══ Task input
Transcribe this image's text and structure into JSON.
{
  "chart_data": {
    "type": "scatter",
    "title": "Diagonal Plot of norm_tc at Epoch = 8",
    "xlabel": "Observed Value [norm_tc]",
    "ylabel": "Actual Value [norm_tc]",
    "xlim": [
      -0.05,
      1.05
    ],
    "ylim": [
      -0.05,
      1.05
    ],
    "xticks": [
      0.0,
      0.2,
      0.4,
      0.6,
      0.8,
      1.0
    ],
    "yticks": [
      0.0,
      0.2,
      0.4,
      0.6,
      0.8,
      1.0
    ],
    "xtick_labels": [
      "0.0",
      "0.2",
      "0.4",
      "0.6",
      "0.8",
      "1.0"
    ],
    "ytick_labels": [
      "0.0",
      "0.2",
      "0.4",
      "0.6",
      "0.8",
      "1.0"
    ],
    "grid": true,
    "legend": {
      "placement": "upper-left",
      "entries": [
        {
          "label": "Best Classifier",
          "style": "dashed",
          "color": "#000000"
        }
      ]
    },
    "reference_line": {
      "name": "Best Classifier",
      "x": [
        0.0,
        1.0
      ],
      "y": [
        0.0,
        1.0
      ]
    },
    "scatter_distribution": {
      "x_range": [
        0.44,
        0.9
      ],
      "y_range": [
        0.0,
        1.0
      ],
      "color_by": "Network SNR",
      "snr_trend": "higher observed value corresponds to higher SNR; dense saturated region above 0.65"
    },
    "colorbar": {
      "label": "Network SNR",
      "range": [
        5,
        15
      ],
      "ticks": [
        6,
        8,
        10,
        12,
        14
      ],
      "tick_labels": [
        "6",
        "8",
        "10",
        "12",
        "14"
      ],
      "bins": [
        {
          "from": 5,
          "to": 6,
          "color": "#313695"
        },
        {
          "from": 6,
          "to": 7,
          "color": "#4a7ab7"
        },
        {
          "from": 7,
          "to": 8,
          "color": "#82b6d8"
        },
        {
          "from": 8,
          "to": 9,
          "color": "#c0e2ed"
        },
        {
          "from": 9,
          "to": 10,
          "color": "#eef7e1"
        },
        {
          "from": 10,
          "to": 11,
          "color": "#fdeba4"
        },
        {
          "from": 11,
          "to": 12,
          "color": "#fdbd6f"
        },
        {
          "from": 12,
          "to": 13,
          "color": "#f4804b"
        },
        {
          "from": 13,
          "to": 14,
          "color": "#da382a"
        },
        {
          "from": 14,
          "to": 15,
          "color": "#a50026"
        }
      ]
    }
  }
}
════
**Exercise**
Using the records given above, list every line that includes the word "from".

**Result of the task**
          "from": 5,
          "from": 6,
          "from": 7,
          "from": 8,
          "from": 9,
          "from": 10,
          "from": 11,
          "from": 12,
          "from": 13,
          "from": 14,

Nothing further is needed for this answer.